What to do: Count the lines in the records below that contain the word "Turm", and reply with only that number.

____________

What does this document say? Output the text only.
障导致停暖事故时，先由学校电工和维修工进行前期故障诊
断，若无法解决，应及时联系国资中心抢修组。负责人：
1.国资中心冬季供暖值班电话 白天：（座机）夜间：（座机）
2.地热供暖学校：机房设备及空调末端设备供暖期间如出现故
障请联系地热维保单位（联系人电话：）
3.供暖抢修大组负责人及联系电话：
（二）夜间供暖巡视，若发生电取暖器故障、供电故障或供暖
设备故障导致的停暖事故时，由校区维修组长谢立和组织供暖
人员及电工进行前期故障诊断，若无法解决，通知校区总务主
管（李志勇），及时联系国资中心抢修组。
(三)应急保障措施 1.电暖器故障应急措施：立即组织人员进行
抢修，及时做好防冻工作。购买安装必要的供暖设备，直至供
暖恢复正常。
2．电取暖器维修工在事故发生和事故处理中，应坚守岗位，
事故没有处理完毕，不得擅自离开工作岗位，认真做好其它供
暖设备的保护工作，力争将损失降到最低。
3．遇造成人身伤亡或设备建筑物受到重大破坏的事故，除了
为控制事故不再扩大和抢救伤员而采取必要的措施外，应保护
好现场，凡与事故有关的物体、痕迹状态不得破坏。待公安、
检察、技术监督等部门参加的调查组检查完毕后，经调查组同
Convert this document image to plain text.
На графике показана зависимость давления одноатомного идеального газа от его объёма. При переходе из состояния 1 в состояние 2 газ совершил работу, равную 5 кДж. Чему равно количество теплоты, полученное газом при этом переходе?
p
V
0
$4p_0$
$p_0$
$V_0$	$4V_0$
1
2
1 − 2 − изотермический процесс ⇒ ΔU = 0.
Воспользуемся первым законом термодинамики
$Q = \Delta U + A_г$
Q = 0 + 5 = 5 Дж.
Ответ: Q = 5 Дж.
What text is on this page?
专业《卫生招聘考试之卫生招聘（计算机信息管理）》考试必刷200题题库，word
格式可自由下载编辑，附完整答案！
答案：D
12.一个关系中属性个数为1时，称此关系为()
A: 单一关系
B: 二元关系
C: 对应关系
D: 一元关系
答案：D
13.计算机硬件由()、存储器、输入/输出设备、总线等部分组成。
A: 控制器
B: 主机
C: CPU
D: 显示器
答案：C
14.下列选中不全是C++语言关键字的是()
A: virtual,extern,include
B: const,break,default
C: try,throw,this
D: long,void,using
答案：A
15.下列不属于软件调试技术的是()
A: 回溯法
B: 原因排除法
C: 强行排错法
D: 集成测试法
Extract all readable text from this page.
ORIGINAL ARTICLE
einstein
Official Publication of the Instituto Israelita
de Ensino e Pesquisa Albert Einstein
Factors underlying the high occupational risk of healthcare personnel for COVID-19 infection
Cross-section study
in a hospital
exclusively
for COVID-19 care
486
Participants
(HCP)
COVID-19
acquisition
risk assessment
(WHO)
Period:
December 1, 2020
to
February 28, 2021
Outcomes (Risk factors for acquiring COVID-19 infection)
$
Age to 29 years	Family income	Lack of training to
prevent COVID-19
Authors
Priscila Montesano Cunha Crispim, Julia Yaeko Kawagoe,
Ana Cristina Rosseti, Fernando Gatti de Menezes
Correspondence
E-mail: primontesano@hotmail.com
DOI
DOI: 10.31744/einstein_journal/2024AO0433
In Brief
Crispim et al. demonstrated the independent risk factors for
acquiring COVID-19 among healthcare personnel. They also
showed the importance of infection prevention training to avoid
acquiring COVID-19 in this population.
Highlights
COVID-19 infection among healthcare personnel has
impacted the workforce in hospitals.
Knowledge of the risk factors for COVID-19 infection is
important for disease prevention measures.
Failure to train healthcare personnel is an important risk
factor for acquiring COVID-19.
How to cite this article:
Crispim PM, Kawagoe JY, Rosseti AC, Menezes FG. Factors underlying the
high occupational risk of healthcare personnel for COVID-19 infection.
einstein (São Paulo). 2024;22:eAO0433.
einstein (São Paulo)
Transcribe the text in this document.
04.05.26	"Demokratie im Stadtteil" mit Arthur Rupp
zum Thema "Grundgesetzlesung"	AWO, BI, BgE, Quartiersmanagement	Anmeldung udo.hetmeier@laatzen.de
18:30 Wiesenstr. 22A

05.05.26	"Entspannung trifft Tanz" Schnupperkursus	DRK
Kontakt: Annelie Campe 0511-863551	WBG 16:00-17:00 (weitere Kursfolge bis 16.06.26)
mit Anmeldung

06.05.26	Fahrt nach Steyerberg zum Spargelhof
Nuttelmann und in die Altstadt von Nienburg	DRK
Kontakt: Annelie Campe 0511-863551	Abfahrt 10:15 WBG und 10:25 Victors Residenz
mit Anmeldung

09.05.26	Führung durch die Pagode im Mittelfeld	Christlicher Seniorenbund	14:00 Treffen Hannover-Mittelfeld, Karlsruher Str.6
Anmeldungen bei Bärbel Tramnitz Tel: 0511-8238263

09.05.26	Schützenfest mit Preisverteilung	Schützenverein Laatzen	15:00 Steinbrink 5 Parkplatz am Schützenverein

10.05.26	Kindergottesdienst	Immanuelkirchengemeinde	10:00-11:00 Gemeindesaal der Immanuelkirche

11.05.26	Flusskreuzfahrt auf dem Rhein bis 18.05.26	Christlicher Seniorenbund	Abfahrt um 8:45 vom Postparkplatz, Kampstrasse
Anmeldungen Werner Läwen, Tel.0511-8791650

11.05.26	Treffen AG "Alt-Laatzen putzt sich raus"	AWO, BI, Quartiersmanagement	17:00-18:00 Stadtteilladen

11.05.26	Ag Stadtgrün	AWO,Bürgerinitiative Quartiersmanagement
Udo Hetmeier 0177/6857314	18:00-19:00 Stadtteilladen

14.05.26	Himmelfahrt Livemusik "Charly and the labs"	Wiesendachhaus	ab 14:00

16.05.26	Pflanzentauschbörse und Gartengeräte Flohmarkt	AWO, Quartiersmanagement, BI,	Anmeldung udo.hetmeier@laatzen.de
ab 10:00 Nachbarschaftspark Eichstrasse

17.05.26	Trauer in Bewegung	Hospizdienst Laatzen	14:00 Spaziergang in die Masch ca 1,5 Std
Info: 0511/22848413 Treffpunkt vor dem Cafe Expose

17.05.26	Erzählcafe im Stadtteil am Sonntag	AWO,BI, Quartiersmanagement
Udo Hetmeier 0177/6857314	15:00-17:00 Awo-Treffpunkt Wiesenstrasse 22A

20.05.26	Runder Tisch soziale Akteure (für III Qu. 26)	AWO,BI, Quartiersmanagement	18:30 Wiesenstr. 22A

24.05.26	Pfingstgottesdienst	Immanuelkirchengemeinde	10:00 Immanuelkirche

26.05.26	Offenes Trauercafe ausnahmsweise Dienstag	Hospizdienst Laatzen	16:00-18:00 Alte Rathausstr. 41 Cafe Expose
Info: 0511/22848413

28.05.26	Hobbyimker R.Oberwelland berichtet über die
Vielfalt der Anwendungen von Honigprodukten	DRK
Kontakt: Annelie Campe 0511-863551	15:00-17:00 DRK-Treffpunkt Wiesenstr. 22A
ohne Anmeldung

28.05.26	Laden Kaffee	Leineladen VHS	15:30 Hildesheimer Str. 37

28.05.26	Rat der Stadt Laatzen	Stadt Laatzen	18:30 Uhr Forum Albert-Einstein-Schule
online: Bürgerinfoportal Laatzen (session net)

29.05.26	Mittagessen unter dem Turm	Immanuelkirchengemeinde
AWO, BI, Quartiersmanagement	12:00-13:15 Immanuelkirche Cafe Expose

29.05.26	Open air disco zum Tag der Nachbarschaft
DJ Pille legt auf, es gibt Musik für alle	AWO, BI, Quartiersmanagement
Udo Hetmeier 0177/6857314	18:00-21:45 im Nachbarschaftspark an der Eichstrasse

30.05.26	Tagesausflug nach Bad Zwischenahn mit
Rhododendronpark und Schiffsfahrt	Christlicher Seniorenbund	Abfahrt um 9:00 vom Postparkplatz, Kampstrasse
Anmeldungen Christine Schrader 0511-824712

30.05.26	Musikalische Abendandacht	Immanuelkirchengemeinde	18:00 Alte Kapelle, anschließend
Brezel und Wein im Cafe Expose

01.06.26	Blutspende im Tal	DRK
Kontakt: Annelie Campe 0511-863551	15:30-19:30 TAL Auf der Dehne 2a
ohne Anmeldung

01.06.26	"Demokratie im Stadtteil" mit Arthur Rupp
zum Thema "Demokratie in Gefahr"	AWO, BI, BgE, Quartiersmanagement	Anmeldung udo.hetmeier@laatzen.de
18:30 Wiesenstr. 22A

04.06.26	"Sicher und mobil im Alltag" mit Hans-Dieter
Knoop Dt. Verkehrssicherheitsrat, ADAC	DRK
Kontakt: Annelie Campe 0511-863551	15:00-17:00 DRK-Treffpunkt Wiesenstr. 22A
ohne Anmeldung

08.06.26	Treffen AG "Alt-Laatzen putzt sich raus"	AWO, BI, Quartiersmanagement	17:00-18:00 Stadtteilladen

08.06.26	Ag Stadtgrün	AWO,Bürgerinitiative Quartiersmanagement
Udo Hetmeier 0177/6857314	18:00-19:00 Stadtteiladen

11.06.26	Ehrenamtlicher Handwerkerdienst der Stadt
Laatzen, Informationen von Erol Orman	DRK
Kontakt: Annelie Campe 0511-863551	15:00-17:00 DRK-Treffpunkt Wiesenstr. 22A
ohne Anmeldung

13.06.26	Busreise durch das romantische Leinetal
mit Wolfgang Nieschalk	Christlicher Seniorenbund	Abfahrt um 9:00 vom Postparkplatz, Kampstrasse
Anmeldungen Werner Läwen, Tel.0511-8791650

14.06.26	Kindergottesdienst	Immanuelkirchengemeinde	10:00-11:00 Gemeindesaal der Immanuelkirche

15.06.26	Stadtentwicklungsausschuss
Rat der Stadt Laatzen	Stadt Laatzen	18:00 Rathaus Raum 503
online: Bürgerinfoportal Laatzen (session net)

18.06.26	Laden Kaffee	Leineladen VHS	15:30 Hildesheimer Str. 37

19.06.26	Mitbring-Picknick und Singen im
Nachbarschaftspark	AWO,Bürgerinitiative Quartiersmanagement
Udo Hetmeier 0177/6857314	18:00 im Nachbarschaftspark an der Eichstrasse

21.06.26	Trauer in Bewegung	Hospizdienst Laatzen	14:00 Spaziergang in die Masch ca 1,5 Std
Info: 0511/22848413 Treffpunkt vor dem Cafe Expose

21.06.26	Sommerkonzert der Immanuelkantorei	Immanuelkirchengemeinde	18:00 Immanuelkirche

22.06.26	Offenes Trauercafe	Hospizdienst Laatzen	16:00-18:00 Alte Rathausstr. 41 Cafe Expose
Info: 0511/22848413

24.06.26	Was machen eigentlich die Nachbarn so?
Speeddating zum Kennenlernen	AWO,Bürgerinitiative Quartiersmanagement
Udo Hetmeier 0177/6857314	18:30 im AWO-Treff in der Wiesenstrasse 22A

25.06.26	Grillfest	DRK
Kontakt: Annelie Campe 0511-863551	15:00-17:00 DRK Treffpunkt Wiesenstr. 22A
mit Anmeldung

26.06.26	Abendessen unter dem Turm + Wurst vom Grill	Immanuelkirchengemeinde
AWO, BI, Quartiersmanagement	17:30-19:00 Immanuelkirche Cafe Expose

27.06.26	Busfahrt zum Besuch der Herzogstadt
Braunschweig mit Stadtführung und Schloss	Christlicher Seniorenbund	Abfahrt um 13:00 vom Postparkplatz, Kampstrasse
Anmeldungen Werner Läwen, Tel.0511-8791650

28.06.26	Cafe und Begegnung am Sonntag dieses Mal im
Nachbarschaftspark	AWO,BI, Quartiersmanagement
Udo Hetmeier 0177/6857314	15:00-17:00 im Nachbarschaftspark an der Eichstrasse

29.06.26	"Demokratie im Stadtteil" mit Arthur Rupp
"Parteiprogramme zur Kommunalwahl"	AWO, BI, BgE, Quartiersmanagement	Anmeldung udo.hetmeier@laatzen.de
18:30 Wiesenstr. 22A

____________

Complete answer: 2